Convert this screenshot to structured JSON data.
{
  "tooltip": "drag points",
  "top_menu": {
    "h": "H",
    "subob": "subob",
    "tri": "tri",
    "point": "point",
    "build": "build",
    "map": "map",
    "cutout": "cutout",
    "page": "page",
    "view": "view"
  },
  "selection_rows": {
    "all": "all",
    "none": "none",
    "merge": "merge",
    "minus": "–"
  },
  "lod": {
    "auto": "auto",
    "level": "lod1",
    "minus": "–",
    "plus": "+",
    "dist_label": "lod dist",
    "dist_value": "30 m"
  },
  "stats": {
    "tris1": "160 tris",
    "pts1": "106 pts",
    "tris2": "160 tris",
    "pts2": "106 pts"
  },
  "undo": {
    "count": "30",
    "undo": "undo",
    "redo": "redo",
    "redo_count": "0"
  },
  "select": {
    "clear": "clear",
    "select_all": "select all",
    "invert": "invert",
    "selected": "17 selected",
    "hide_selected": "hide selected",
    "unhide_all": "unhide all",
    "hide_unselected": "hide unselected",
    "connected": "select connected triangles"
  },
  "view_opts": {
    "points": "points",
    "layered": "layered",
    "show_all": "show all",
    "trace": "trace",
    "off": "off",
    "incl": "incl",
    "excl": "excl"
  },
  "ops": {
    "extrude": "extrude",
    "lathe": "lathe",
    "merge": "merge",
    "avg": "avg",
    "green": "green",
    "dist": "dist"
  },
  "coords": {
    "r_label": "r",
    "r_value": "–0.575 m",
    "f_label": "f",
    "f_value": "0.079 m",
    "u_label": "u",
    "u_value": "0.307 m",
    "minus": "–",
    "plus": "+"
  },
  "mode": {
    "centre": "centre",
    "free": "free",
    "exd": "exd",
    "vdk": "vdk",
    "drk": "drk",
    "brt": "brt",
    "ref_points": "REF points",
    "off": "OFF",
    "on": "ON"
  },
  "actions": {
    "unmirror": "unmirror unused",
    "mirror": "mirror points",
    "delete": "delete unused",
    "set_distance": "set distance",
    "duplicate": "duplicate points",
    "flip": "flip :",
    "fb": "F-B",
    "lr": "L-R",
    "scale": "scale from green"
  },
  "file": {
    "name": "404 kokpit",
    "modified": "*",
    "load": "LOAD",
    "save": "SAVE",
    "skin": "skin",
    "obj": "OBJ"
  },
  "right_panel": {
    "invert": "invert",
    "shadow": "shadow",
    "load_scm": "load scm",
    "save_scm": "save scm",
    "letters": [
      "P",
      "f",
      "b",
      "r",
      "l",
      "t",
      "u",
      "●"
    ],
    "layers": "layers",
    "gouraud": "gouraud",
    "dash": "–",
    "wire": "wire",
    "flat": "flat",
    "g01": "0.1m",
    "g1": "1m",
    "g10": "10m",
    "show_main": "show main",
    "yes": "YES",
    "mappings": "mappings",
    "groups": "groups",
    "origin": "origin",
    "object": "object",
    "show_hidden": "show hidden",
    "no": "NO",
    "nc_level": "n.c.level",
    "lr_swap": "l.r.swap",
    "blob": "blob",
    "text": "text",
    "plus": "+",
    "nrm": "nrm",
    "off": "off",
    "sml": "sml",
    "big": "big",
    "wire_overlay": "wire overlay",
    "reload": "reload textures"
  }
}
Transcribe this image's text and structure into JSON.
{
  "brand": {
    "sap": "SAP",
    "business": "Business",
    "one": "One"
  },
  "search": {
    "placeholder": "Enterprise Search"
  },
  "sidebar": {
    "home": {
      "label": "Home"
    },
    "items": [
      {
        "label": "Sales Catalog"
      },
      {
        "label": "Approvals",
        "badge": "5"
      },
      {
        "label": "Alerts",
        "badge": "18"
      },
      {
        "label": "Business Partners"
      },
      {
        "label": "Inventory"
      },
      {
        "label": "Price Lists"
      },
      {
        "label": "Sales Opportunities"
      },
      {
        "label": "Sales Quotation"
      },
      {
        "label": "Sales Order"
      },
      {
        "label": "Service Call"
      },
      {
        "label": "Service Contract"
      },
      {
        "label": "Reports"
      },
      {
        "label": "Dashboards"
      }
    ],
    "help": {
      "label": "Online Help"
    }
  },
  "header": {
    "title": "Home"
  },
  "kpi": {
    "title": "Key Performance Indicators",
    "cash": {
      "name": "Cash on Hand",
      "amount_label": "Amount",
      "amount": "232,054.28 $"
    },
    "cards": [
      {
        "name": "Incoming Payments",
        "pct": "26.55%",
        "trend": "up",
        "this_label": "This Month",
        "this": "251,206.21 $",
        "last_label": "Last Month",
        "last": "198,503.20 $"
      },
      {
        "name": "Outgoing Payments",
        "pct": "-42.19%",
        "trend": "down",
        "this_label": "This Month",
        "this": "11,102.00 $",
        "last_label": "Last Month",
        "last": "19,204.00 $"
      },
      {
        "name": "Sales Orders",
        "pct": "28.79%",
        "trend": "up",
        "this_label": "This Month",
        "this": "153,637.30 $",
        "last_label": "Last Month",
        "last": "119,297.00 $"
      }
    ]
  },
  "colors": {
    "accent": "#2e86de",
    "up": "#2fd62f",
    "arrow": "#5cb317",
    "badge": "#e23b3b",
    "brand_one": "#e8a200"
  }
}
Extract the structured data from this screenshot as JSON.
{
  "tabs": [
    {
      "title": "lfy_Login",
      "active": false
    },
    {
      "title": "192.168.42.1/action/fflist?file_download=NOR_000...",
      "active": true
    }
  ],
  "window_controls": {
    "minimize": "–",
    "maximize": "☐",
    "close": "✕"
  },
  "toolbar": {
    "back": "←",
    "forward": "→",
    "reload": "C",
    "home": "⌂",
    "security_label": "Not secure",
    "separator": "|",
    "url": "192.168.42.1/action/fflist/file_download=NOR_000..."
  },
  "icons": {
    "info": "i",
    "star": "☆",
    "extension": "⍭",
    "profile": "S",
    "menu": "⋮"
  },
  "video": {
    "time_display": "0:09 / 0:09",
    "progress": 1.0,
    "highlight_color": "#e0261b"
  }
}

__Goal__. Gather all lines where the word "Sales" appears.

__Finished answer__.
        "label": "Sales Catalog"
        "label": "Sales Opportunities"
        "label": "Sales Quotation"
        "label": "Sales Order"
        "name": "Sales Orders",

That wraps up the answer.